**INSTRUCTIONS FOR THE TASK**
Would you transcribe the whole listing exactly, minus its pictures?
--- Begin ---
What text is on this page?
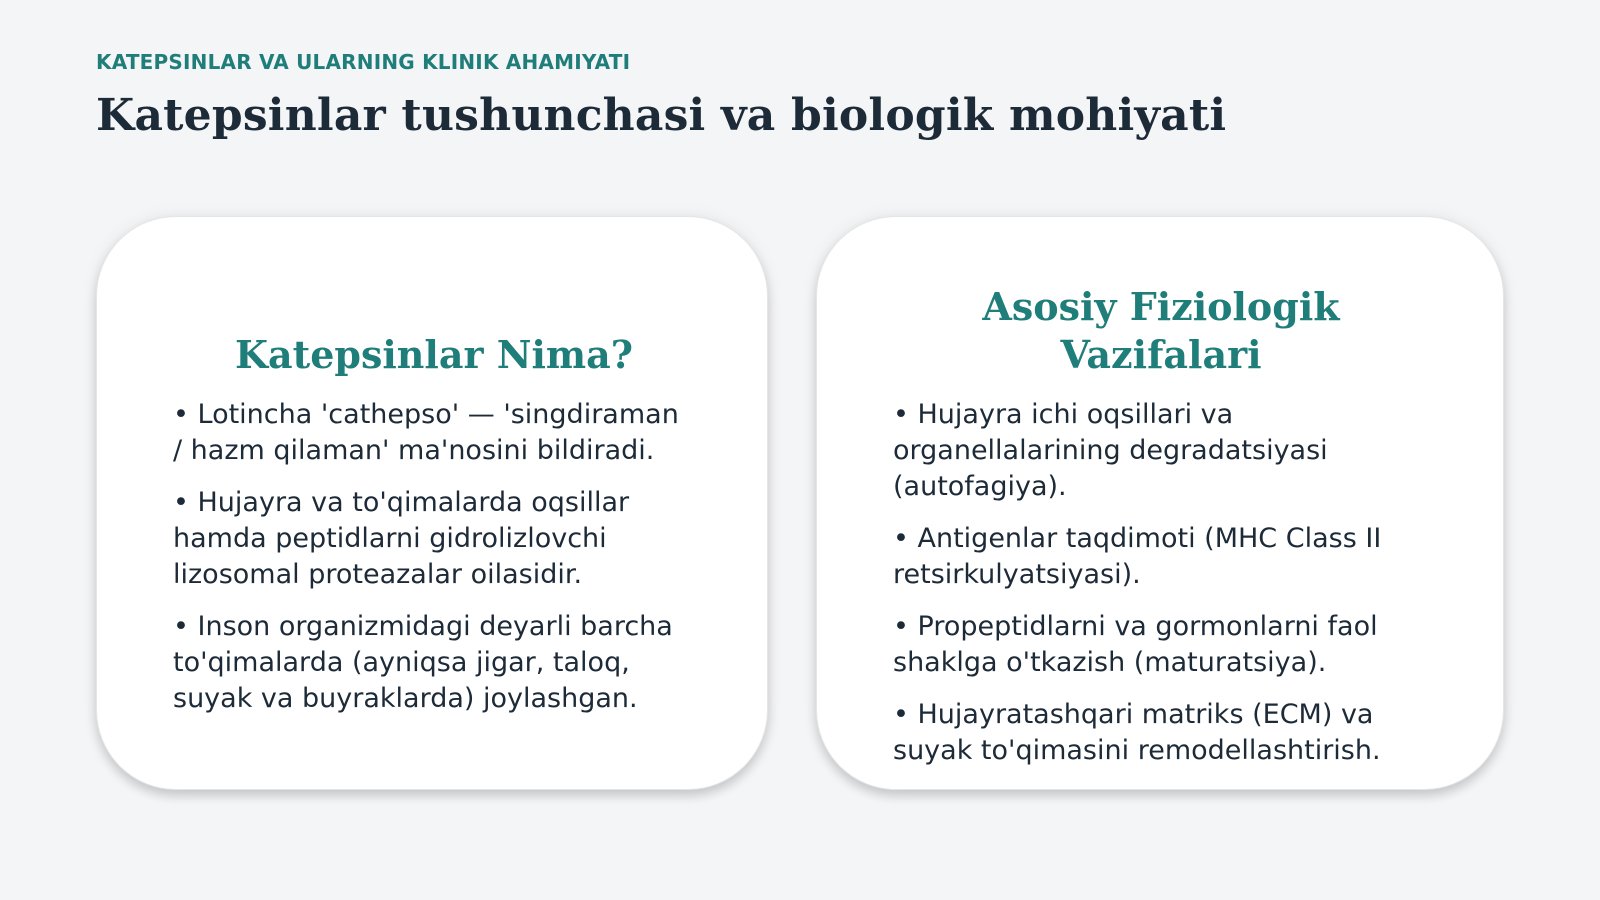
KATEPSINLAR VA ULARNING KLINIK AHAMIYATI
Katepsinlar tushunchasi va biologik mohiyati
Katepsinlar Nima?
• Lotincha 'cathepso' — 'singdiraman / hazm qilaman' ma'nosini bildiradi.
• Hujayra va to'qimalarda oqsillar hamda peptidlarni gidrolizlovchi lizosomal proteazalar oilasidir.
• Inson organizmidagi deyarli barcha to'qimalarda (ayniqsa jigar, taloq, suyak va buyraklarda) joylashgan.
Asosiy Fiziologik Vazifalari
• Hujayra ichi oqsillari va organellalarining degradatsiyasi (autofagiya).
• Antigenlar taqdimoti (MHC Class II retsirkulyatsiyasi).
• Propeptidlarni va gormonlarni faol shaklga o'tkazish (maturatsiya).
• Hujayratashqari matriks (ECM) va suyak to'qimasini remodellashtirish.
--- End ---
**EXPECTED ANSWER**
What text is on this page?
KATEPSINLAR VA ULARNING KLINIK AHAMIYATI
Katepsinlar tushunchasi va biologik mohiyati
Katepsinlar Nima?
• Lotincha 'cathepso' — 'singdiraman / hazm qilaman' ma'nosini bildiradi.
• Hujayra va to'qimalarda oqsillar hamda peptidlarni gidrolizlovchi lizosomal proteazalar oilasidir.
• Inson organizmidagi deyarli barcha to'qimalarda (ayniqsa jigar, taloq, suyak va buyraklarda) joylashgan.
Asosiy Fiziologik Vazifalari
• Hujayra ichi oqsillari va organellalarining degradatsiyasi (autofagiya).
• Antigenlar taqdimoti (MHC Class II retsirkulyatsiyasi).
• Propeptidlarni va gormonlarni faol shaklga o'tkazish (maturatsiya).
• Hujayratashqari matriks (ECM) va suyak to'qimasini remodellashtirish.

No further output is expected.